##### Selected passage
Sunday, April 26, 2015

Lost Dreams of the PseudoWar

Dexter McThorfan played war games as a kid.  Before the internet, this meant board games, most notably those created by Avalon Hill.  These included:  Third Reich, the Russian Front, Panzer Leader, Panzer Blitz, Squad Leader, Cross of Iron, you get the drift.  Dexter and his other teenage friends would stay up all night playing these games.

As time progressed, the board games disappeared giving way to computer games and later Internet games.    

With all these games going through his mind, it came as no surprise that Dexter had a reoccurring dream that he was a German solider during World War II.   At least once a week.  Well into his middle age.

In his dreams, he was always very brave, but there was always an awareness on his part that he was fighting a losing struggle.   No matter what he did, the end would be the same.   He didn't begrudge the end in any way, because even though he was driving the best tanks of the war, or shooting the best bazookas, he knew that his side could not win because they were monsters.   But he wasn't a monster.   He was just very brave, and very clever in the battlefield.
##########
##### Data records
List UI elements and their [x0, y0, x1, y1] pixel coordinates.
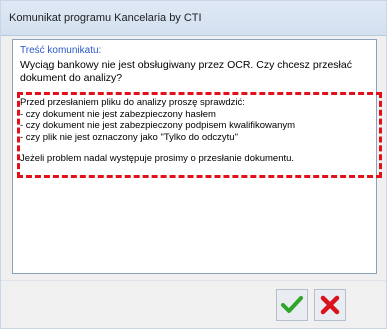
section-label: Treść komunikatu:	[20, 45, 102, 56]
ok-button[interactable]	[276, 289, 308, 321]
message-text: Wyciąg bankowy nie jest obsługiwany prze…	[20, 59, 360, 85]
window-title: Komunikat programu Kancelaria by CTI	[9, 12, 202, 24]
title-bar[interactable]: Komunikat programu Kancelaria by CTI	[1, 1, 386, 36]
cancel-button[interactable]	[314, 289, 346, 321]
message-line: dokument do analizy?	[20, 72, 123, 84]
checkmark-icon	[281, 296, 303, 313]
divider	[1, 280, 386, 281]
message-line: Wyciąg bankowy nie jest obsługiwany prze…	[20, 59, 352, 71]
red-dashed-highlight	[17, 92, 382, 178]
close-x-icon	[320, 295, 340, 315]
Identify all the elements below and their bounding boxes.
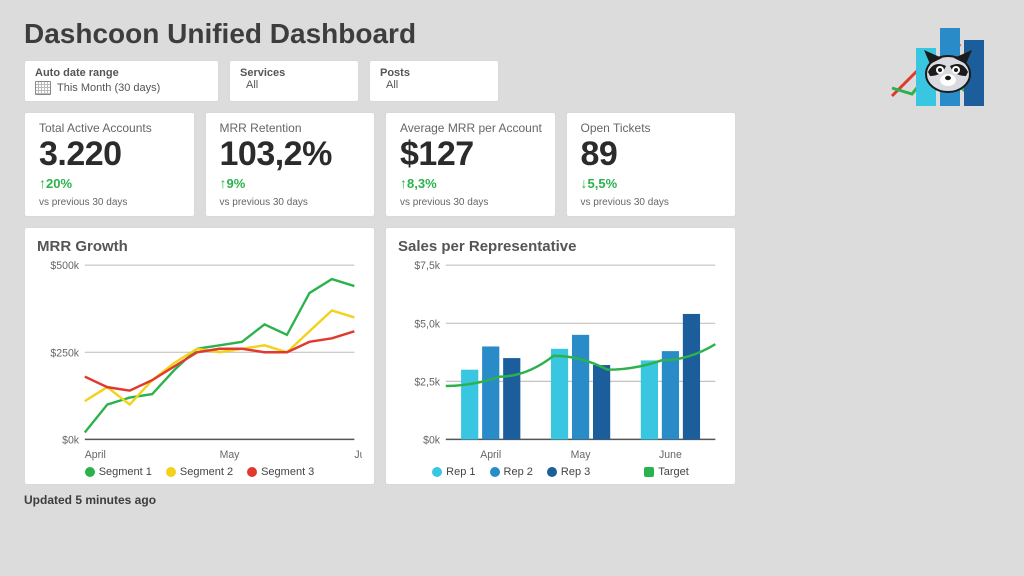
kpi-value: 103,2%	[220, 137, 365, 173]
svg-text:June: June	[659, 448, 682, 460]
kpi-card-2: Average MRR per Account $127 ↑8,3% vs previ…	[385, 112, 556, 217]
kpi-label: MRR Retention	[220, 121, 365, 135]
legend-item: Segment 1	[85, 466, 152, 478]
charts-row: MRR Growth $0k $250k $500k April May June Seg…	[24, 227, 736, 485]
arrow-down-icon: ↓	[581, 175, 588, 191]
kpi-label: Total Active Accounts	[39, 121, 184, 135]
filter-posts-value: All	[380, 79, 488, 91]
chart-mrr-growth: MRR Growth $0k $250k $500k April May June Seg…	[24, 227, 375, 485]
chart-mrr-growth-plot: $0k $250k $500k April May June	[37, 259, 362, 464]
legend-item: Rep 3	[547, 466, 590, 478]
filter-services-label: Services	[240, 67, 348, 79]
kpi-label: Open Tickets	[581, 121, 726, 135]
chart-sales-reps-plot: $0k $2,5k $5,0k $7,5k April May June	[398, 259, 723, 464]
legend-item: Segment 2	[166, 466, 233, 478]
kpi-label: Average MRR per Account	[400, 121, 545, 135]
kpi-card-0: Total Active Accounts 3.220 ↑20% vs previou…	[24, 112, 195, 217]
svg-text:May: May	[571, 448, 591, 460]
kpi-delta: ↑20%	[39, 175, 184, 191]
updated-timestamp: Updated 5 minutes ago	[24, 493, 736, 507]
kpi-row: Total Active Accounts 3.220 ↑20% vs previou…	[24, 112, 736, 217]
arrow-up-icon: ↑	[400, 175, 407, 191]
legend-color-icon	[432, 467, 442, 477]
legend-item: Segment 3	[247, 466, 314, 478]
svg-text:June: June	[354, 448, 362, 460]
kpi-delta: ↓5,5%	[581, 175, 726, 191]
kpi-compare: vs previous 30 days	[39, 197, 184, 208]
svg-text:$500k: $500k	[50, 260, 79, 272]
svg-text:$7,5k: $7,5k	[414, 260, 440, 272]
legend-label: Segment 3	[261, 466, 314, 478]
kpi-compare: vs previous 30 days	[581, 197, 726, 208]
filter-date-range[interactable]: Auto date range This Month (30 days)	[24, 60, 219, 102]
legend-item-target: Target	[644, 466, 689, 478]
calendar-icon	[35, 81, 51, 95]
chart-sales-reps: Sales per Representative $0k $2,5k $5,0k $7…	[385, 227, 736, 485]
chart-mrr-growth-title: MRR Growth	[37, 238, 362, 255]
chart-sales-reps-legend: Rep 1 Rep 2 Rep 3 Target	[398, 466, 723, 478]
legend-color-icon	[644, 467, 654, 477]
kpi-delta: ↑9%	[220, 175, 365, 191]
filter-services-value: All	[240, 79, 348, 91]
page-title: Dashcoon Unified Dashboard	[24, 18, 736, 50]
legend-color-icon	[490, 467, 500, 477]
filter-posts[interactable]: Posts All	[369, 60, 499, 102]
svg-text:$0k: $0k	[62, 434, 79, 446]
legend-label: Rep 2	[504, 466, 533, 478]
svg-text:$5,0k: $5,0k	[414, 318, 440, 330]
kpi-delta: ↑8,3%	[400, 175, 545, 191]
brand-logo	[888, 18, 998, 108]
filter-date-range-value: This Month (30 days)	[57, 82, 160, 94]
svg-text:$0k: $0k	[423, 434, 440, 446]
svg-text:$2,5k: $2,5k	[414, 376, 440, 388]
arrow-up-icon: ↑	[39, 175, 46, 191]
legend-color-icon	[547, 467, 557, 477]
legend-color-icon	[247, 467, 257, 477]
legend-color-icon	[85, 467, 95, 477]
legend-label: Segment 1	[99, 466, 152, 478]
legend-label: Rep 1	[446, 466, 475, 478]
legend-item: Rep 1	[432, 466, 475, 478]
arrow-up-icon: ↑	[220, 175, 227, 191]
svg-text:April: April	[480, 448, 501, 460]
svg-text:April: April	[85, 448, 106, 460]
kpi-compare: vs previous 30 days	[400, 197, 545, 208]
legend-label: Target	[658, 466, 689, 478]
svg-text:May: May	[220, 448, 240, 460]
chart-sales-reps-title: Sales per Representative	[398, 238, 723, 255]
filter-bar: Auto date range This Month (30 days) Ser…	[24, 60, 736, 102]
kpi-card-1: MRR Retention 103,2% ↑9% vs previous 30 day…	[205, 112, 376, 217]
kpi-compare: vs previous 30 days	[220, 197, 365, 208]
filter-posts-label: Posts	[380, 67, 488, 79]
legend-label: Rep 3	[561, 466, 590, 478]
chart-mrr-growth-legend: Segment 1 Segment 2 Segment 3	[37, 466, 362, 478]
filter-date-range-label: Auto date range	[35, 67, 208, 79]
kpi-value: 3.220	[39, 137, 184, 173]
legend-label: Segment 2	[180, 466, 233, 478]
legend-item: Rep 2	[490, 466, 533, 478]
kpi-value: $127	[400, 137, 545, 173]
filter-services[interactable]: Services All	[229, 60, 359, 102]
legend-color-icon	[166, 467, 176, 477]
kpi-value: 89	[581, 137, 726, 173]
svg-text:$250k: $250k	[50, 347, 79, 359]
kpi-card-3: Open Tickets 89 ↓5,5% vs previous 30 days	[566, 112, 737, 217]
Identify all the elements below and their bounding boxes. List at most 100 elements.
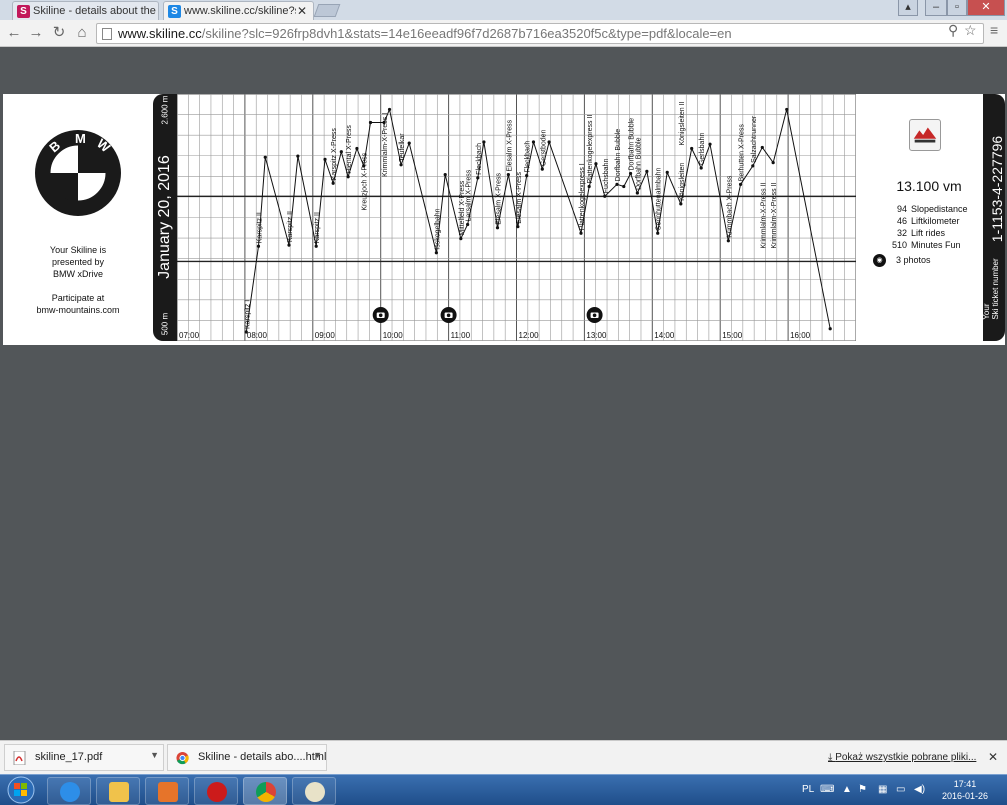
##########
**Objectives:**
**a)** Answer these questions from the post about Dexter's war dreams:
(i) Which company created the board games the post mentions?
(ii) What took the place of the board games as time went on?
(iii) How often did Dexter have his reoccurring dream?
**b)** Write out the passage of the post about Dexter's war dreams starting at "As time progressed, the" and ending at "his middle age.", and swap "computer games" for "video games".

**Answers to the tasks:**
**a)**
(i) Avalon Hill
(ii) Computer games and, later, Internet games
(iii) At least once a week

**b)**
As time progressed, the board games disappeared giving way to video games and later Internet games.    

With all these games going through his mind, it came as no surprise that Dexter had a reoccurring dream that he was a German solider during World War II.   At least once a week.  Well into his middle age.